Locate all lines with the word "code" and copy them out.

--- --- ---

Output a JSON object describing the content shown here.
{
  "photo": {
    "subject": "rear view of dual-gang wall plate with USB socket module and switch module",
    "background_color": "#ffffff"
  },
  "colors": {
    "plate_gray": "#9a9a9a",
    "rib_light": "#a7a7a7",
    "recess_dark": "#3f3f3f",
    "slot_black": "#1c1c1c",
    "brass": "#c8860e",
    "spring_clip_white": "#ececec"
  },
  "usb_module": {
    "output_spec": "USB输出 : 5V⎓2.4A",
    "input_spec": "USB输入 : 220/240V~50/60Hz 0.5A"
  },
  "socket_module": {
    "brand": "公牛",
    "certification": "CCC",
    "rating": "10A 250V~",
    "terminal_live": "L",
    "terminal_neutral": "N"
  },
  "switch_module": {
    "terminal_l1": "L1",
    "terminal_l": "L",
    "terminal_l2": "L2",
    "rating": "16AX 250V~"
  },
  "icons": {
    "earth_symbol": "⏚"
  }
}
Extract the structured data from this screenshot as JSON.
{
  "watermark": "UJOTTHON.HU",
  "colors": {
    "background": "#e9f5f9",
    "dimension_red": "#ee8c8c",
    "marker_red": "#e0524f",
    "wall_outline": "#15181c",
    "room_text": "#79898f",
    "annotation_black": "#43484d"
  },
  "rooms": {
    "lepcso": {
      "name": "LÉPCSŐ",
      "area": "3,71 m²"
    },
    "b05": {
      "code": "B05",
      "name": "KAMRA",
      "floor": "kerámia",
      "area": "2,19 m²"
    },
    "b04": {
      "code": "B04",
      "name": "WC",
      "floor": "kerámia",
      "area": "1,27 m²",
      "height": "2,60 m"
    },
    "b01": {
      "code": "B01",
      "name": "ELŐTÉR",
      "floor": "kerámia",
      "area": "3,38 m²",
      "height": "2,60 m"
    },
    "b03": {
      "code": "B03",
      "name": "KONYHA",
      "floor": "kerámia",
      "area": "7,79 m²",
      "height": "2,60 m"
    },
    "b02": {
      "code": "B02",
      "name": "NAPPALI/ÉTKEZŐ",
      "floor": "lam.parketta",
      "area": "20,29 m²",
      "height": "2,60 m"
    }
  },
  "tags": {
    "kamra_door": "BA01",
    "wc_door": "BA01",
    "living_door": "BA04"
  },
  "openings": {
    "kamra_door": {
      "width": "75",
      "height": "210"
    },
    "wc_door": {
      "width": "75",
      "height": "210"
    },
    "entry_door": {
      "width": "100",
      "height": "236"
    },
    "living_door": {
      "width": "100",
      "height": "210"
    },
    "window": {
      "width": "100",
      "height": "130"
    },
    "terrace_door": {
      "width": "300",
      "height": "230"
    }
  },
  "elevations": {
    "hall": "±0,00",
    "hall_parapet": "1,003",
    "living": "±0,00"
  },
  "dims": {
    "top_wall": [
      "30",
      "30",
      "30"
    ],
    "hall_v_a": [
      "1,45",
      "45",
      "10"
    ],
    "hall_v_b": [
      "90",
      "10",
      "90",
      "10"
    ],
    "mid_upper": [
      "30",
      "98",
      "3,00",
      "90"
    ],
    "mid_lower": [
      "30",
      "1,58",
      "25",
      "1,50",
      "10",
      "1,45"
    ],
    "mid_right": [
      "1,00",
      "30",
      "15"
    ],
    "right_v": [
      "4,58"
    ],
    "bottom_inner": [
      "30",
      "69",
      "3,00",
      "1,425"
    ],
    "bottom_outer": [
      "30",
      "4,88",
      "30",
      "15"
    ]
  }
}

--- --- ---

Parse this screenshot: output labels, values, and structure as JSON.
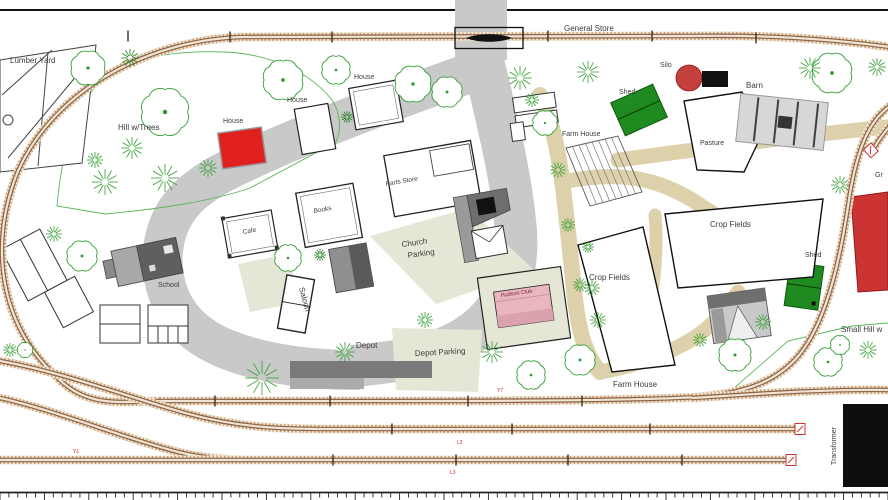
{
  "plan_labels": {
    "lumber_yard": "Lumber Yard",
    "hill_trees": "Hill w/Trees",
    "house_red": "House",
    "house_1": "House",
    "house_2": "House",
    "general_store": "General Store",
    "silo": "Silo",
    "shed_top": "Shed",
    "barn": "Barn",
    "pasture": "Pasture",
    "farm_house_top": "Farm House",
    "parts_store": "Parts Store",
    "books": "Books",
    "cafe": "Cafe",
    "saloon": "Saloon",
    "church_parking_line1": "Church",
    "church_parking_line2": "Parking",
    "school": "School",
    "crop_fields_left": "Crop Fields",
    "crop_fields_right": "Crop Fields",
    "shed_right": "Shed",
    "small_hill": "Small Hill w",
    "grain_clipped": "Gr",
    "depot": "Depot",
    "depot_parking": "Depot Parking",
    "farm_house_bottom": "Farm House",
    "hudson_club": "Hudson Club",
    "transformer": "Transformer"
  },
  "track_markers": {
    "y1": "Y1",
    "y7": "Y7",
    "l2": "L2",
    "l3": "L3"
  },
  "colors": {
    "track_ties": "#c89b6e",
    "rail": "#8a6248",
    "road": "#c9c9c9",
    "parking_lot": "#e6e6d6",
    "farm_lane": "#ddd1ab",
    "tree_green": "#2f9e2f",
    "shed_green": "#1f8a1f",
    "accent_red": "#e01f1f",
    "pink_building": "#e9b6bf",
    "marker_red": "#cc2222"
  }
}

--- --- ---

EXERCISE SOLUTION:
      "code": "B05",
      "code": "B04",
      "code": "B01",
      "code": "B03",
      "code": "B02",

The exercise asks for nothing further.